Text segment
[start]

Well, prove em wrong. Show up for the JPII mass as well as the 1962.
By the grace of God, I'm not a Chicagoan, so I will not face this choice. As I said, I fully expect Cupich to make hay of the TLMers' recusancy from his monthly "loyalty oath" Mass. But I wonder... if they *do* turn up en masse, might he not exploit that, as well? "See! The so-called 'trads' have taken to their reeducation splendidly, so let's move on to Phase 2..."
Bingo. Heads you lose, tails the cardinal wins.
“There are bishops who have long opposed the use of the Extraordinary Form, and even ‘reform of the reform’ liturgical sentiments, because their own seminary formation taught them those things were contrary to development of the Church’s teachings at the Second Vatican Council. Many of them are, no doubt, acting in good faith.”
JD, I have to commend you and thank you for challenging me with what seems to me to be quite a charitable presumption. I genuinely hope that I can arrive there myself, but I have a hard time reading this as anything other than as a deeply personal and malicious attack, rooted in power and not in good-faith theological formation. (My perspective is that of someone who has attended Mass in the now “antecedent” rite no more than a handful of times and has never attended a “novus ordo” Mass that was celebrated ad orientem.) The extra step Cupich takes to restrict the ad orientem posture really just reads as making sure that the so-called “RadTrads” don’t feel *too* comfortable on the first Sunday of the month/high holy days. In my reading of Sacrosanctum concilium and the GIRM, I see nothing that even hints at the possibility of such a restriction. This seems personal. And to take it to the macro level, this whole process - from the hastily cobbled-together “consultation” of the world’s bishops to the answering of the dubia - seems to have been designed to produce this exact result with or without any “proof” of a pressing pastoral concern.
I am going to pray for Pope Francis, Cardinal Cupich, Archbishop Roche, and everyone else involved. I’ll also be praying for the many people I know who are TLM adherents, that they remain with Christ and His Church and that God may use this trial as a way to sanctify each of them. My heart breaks with them.

[end]

Record set
[start]

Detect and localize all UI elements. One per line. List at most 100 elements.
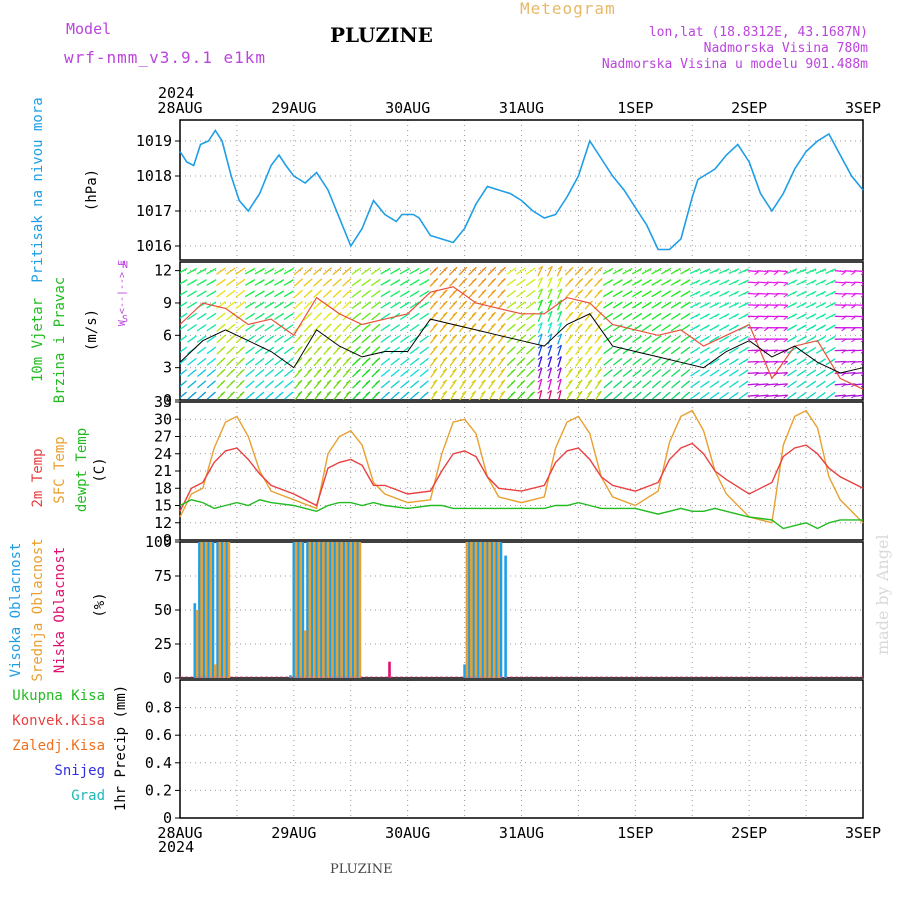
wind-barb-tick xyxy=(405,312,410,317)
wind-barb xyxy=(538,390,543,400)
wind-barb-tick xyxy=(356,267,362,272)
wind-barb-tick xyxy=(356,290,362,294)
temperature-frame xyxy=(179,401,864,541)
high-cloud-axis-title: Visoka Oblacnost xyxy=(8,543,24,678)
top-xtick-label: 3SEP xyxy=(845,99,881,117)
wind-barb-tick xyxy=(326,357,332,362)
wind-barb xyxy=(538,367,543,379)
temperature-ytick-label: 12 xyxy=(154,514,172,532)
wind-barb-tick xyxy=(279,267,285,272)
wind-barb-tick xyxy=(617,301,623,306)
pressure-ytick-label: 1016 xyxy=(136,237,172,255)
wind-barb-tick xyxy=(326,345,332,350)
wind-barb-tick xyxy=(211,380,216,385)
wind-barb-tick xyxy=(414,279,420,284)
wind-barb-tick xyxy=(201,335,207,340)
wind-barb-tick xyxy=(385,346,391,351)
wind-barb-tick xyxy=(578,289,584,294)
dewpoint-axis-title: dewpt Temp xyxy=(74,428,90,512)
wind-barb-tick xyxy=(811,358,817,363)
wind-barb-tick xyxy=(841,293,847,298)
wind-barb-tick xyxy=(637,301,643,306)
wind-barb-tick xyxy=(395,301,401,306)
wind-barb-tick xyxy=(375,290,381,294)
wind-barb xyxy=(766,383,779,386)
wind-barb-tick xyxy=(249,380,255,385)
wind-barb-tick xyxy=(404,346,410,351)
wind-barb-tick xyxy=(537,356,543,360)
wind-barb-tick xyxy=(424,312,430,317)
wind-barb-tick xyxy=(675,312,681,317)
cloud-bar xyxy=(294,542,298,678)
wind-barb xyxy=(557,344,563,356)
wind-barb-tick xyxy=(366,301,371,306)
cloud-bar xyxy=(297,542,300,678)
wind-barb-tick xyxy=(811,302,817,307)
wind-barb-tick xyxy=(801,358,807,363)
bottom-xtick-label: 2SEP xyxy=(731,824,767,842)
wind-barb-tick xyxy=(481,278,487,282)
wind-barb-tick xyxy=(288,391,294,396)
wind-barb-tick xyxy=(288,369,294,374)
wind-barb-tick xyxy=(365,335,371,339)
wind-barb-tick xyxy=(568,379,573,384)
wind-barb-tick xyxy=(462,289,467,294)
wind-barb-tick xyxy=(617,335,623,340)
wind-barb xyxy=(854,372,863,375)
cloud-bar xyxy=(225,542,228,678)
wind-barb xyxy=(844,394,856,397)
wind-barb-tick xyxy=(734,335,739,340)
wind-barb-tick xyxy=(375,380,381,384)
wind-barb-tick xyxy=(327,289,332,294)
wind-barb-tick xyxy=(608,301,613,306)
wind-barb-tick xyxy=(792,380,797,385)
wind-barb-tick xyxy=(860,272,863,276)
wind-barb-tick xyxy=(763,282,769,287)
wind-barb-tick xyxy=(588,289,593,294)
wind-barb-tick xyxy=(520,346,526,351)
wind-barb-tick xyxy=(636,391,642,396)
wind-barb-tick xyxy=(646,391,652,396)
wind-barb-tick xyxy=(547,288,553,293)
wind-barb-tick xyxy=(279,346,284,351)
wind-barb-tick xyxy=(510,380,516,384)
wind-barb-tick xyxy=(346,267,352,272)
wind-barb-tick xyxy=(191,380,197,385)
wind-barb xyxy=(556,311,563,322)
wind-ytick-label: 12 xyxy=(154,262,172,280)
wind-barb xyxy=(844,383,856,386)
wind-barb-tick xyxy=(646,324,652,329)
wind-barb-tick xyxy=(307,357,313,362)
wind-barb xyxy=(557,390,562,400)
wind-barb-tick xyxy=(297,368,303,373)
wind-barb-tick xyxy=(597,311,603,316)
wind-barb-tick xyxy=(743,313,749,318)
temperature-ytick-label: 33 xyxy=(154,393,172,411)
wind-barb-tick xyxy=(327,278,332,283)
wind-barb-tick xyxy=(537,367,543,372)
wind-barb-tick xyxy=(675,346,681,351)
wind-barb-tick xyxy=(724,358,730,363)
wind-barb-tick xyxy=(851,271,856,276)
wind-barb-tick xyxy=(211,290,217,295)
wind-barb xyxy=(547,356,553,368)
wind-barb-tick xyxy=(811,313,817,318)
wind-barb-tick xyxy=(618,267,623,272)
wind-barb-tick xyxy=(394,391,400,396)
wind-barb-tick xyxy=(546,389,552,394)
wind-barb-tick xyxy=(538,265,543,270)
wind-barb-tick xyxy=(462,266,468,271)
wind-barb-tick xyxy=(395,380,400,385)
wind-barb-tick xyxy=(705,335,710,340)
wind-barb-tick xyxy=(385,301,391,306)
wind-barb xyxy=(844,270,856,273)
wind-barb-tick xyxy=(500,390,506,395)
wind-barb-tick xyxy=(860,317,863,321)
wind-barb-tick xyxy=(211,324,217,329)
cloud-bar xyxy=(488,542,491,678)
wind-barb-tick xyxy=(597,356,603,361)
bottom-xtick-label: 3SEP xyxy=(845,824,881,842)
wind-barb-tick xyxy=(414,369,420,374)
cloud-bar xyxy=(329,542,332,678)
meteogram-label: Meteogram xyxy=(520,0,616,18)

[end]
[start]

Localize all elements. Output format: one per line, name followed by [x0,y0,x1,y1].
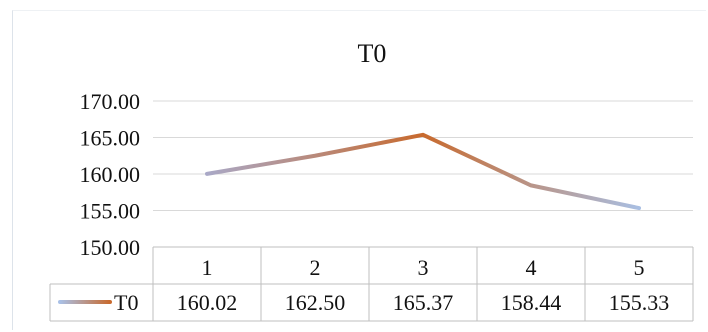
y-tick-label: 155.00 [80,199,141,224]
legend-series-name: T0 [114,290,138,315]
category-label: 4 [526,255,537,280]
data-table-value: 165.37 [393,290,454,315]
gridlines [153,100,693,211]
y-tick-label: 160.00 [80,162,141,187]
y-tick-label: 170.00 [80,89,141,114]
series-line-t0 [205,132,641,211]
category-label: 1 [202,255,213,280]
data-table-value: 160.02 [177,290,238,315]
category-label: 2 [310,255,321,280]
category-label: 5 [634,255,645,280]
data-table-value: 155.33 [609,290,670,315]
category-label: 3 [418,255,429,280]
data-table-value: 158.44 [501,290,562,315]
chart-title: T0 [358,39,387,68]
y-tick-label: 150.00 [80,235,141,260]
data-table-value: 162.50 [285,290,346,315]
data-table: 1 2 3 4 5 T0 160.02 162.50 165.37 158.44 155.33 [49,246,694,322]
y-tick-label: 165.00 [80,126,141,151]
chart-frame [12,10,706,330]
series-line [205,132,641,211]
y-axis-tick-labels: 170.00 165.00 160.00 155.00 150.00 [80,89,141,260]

[end]

Directions
1. Please reproduce the rows word for word, starting with the row that contains "wind-barb-tick xyxy=(405,312,410,317)" and going on through the row that contains "wind-barb-tick xyxy=(617,301,623,306)", both included.
2. Write the next part of the comment thread about Cardinal Cupich's restrictions on the traditional Latin Mass.
The commentary text and the rows have nothing to do with each other.

Final results
1.
wind-barb-tick xyxy=(405,312,410,317)
wind-barb xyxy=(538,390,543,400)
wind-barb-tick xyxy=(356,267,362,272)
wind-barb-tick xyxy=(356,290,362,294)
temperature-frame xyxy=(179,401,864,541)
high-cloud-axis-title: Visoka Oblacnost xyxy=(8,543,24,678)
top-xtick-label: 3SEP xyxy=(845,99,881,117)
wind-barb-tick xyxy=(326,357,332,362)
wind-barb xyxy=(538,367,543,379)
temperature-ytick-label: 12 xyxy=(154,514,172,532)
wind-barb-tick xyxy=(279,267,285,272)
wind-barb-tick xyxy=(617,301,623,306)

2.
This is so very true that it just makes me cry.
Sounds a *teeny* bit biased. Just a bit.
in which direction?
JD takes the high road with his reflections on Cardinal Newman and documents of the second Vatican council. This is good IMO as it's good to remember that the Church has an ancient history of strife and struggle through which somehow the Holy Spirit works.
It's also important to recognize within that history people often act out of their basic fallen human nature in concrete ways that shouldn't be swept up as just another event in history. There is something at play here that is much older than even the Church herself. Cardinal Cupich, with the backing of Pope Francis, has the power and the TLM community under his care does not. Cupich is wielding that power as nothing other than a bully. He's going to display his dominance come what may. That's what bullies do. If that means a loss of the faithful or even his own priests, that's a price worth paying. Ideological bullying and nothing more.
I would suggest the faithful and seminarians refuse to play the game. There are still places where the bishop is not a wolf in shepherd's clothing. Find one and live there peacefully. We have many liturgical refugees in our parish who have no desire for confrontation with rotten bishops but who also won't subject themselves or their families to the domination of a bully when the Lord has granted them other options
Speaking of families. I would advise all clerics that tradition minded Catholics, TLM or not, tend to have large families, and we understand who the primary educators of our children are (there's VII again). We are bound by conscience to teach our children about the history of wolves in shepherd's clothing that has been a part of salvation history from ancient biblical times right up to our own.
Many thanks to JD and The Pillar for your balanced but always enriching coverage of TC and its fallout.
As someone who was driven to the TLM in part by the scandalous liturgical practices and homelies of some NO priests (no doubt inspired by the “Vatican II spirit”), I really hope that a reform of the reform can breathe new life - and faithfulness - to the way we celebrate mass. And I pray that fellow TLM faithfuls will be part of that movement.
Brutal moves like that of His Eminence Cardinal Cupich (and Roche) make it hard to see their pastoral concern for their brethren in Christ, and can seem nakedly “political” - I really fear they will damage the much-fought for and fragile truce in these liturgical wars.
And thanks for the beautiful quote from St JH Newman, it is excellent food for thought.
Merry Christmas to Ed, you and your families!
As someone who's always been familiar and comfortable with the Ordinary Form, a Mass according to VII reforms, celebrated versus populum by a traditionalist Priest, is actually something I am really looking forward to so we can actually get to a witness what is so often talked about.
I go to Holy Mass at the Brompton Oratory in London (UK), which was founded by St John Henry Newman and is run by Oratorian Fathers (i.e., the Congregation of the Oratory of Saint Philip Neri) - I can assure you they feel very attached to the TLM, as it is a big part of their charism, but they also offer NO mass daily and on Sunday (multiple times, including the Vigil Mass).
And I know many priests who offer both NO (versus populum) and TLM mass.
Is the Ordinary Form of the Mass they offer a manifestation of a reform of the reformed Vatican II Mass?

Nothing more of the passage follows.